# Task
Work through the data and report how many lines include the string "JSON", giving the number alone.

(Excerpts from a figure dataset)
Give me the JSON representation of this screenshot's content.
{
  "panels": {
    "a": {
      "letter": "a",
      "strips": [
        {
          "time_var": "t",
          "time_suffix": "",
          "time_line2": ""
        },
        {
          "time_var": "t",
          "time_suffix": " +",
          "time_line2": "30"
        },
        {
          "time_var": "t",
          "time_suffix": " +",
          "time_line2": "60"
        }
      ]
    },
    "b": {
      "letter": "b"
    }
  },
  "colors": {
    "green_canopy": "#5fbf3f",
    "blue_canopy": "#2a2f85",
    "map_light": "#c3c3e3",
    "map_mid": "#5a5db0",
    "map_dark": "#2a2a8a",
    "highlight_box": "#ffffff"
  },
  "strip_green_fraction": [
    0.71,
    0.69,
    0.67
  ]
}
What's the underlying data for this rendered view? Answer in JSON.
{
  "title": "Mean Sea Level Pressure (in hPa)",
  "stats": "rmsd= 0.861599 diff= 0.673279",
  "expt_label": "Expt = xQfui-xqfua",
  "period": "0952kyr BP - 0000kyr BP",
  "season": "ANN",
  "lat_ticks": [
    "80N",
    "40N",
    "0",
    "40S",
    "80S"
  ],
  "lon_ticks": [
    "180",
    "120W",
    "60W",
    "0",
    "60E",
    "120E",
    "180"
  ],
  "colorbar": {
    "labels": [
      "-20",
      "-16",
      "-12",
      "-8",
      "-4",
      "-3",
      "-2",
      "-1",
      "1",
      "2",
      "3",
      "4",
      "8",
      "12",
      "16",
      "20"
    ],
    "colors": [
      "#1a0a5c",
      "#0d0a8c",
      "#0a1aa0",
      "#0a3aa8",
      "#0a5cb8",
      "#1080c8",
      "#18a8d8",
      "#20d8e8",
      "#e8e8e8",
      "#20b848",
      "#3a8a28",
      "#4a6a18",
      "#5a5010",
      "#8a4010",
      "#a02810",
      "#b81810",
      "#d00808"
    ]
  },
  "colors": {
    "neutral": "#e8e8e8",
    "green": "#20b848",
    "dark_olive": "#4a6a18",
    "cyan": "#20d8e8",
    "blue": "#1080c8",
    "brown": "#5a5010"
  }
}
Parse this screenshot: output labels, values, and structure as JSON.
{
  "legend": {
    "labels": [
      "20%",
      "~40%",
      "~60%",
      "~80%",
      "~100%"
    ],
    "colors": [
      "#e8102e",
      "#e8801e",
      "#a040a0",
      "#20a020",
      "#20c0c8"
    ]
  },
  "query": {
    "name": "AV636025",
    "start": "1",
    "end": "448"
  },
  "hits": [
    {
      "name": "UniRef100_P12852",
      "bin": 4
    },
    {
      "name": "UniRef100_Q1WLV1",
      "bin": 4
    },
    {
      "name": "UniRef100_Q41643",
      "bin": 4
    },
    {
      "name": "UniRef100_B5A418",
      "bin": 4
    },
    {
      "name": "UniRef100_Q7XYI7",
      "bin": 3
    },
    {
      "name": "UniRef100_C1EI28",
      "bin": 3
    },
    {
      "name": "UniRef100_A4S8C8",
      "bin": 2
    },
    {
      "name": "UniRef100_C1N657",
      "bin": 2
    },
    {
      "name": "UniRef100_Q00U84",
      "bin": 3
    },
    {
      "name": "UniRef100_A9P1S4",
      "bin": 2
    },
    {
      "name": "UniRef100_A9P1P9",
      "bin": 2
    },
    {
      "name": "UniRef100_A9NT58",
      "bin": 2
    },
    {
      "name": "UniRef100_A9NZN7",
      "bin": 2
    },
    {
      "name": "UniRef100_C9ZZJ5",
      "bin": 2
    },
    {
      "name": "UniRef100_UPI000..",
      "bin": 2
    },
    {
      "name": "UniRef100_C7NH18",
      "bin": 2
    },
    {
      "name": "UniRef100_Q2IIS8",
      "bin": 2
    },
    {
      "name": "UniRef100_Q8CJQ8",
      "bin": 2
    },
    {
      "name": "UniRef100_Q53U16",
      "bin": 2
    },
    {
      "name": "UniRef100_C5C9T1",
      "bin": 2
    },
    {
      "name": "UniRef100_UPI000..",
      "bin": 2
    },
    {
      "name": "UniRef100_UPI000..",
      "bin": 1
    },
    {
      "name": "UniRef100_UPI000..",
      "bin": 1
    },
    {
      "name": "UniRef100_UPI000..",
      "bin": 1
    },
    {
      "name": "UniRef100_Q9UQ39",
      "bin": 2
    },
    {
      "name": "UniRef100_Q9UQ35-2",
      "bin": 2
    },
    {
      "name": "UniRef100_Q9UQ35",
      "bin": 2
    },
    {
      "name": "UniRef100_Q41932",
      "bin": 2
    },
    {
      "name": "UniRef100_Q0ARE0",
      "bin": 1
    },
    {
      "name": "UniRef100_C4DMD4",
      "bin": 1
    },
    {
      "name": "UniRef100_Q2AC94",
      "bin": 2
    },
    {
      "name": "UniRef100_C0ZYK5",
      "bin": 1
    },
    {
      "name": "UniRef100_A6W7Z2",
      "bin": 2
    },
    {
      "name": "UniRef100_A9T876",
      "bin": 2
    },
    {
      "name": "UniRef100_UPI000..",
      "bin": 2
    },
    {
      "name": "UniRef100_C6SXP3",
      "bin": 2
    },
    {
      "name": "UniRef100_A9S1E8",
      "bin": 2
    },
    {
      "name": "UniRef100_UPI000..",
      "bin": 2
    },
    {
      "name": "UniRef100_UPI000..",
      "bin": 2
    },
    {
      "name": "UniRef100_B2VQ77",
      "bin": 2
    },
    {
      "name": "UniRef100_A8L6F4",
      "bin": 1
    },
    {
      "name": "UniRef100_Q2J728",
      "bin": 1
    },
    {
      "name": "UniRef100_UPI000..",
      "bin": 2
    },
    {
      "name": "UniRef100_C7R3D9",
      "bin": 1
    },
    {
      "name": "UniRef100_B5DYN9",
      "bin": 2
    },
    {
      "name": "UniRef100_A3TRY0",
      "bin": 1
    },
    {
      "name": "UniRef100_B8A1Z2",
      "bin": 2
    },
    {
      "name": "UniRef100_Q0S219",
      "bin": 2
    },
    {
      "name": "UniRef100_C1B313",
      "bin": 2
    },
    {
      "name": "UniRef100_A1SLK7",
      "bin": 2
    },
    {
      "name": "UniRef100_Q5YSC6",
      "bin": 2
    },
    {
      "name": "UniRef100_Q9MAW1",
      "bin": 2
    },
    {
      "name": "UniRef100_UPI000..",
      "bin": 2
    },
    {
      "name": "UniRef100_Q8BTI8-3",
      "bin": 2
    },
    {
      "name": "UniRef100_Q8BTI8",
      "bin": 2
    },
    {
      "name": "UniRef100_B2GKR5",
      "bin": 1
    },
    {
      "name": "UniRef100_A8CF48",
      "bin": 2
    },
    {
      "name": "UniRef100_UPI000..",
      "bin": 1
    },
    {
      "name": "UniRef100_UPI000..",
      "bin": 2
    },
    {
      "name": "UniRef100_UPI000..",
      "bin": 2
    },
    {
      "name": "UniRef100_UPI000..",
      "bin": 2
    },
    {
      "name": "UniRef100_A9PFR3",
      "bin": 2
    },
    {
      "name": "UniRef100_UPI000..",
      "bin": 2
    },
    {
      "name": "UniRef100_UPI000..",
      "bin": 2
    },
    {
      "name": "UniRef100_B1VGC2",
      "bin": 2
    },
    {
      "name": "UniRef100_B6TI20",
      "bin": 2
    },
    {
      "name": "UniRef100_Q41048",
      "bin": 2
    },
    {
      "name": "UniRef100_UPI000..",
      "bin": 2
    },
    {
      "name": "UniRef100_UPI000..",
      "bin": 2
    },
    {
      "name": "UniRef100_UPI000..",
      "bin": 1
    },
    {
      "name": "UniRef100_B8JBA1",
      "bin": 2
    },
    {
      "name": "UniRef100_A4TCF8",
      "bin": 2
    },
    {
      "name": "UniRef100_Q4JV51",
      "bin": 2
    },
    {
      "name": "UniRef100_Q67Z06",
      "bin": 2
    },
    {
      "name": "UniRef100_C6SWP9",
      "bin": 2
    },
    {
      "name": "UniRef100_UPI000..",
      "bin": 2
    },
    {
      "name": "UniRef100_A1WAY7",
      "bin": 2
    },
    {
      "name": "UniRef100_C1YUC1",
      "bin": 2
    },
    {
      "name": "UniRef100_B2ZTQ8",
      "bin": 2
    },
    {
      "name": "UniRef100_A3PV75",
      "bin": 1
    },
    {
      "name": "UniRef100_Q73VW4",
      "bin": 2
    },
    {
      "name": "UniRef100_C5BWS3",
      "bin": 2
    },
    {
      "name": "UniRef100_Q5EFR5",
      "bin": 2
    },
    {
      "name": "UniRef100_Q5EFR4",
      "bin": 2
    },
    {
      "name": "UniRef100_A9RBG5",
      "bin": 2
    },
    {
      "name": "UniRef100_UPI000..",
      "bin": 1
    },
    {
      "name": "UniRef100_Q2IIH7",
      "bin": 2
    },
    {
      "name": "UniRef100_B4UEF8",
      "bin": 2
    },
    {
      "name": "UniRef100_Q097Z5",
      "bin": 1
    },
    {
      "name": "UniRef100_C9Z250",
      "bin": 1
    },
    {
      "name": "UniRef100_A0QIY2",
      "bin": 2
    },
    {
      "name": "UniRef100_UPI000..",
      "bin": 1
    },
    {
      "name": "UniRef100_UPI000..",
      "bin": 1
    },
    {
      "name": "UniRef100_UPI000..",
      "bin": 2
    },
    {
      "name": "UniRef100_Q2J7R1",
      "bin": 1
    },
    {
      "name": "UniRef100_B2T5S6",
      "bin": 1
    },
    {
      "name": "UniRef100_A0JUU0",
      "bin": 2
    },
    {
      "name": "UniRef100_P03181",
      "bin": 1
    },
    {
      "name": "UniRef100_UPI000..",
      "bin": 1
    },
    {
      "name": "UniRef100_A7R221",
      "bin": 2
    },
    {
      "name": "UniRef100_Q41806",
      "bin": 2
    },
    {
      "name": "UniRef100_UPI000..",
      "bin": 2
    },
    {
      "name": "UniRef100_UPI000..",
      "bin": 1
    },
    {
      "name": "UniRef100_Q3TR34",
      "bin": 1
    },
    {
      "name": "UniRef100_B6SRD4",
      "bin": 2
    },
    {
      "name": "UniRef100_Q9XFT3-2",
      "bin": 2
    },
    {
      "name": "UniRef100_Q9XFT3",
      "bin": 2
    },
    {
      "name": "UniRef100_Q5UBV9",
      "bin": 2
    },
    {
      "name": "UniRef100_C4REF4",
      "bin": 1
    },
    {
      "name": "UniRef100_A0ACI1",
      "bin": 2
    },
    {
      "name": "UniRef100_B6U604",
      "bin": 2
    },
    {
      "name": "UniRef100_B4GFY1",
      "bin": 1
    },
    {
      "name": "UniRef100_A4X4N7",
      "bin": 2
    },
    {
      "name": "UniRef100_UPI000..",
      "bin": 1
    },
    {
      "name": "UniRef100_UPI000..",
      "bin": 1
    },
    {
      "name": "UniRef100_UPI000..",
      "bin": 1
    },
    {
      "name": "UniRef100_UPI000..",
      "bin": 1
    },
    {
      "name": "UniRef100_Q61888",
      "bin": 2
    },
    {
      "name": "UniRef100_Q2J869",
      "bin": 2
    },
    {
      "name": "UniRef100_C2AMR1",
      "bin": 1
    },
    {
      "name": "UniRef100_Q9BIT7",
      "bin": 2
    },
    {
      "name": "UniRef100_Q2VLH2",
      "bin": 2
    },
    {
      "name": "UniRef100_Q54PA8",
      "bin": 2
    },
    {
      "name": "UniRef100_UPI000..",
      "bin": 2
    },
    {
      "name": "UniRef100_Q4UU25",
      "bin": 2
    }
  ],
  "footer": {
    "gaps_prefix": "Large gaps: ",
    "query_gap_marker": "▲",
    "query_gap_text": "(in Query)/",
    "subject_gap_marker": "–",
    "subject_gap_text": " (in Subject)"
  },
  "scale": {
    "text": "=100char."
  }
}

# Completed task
3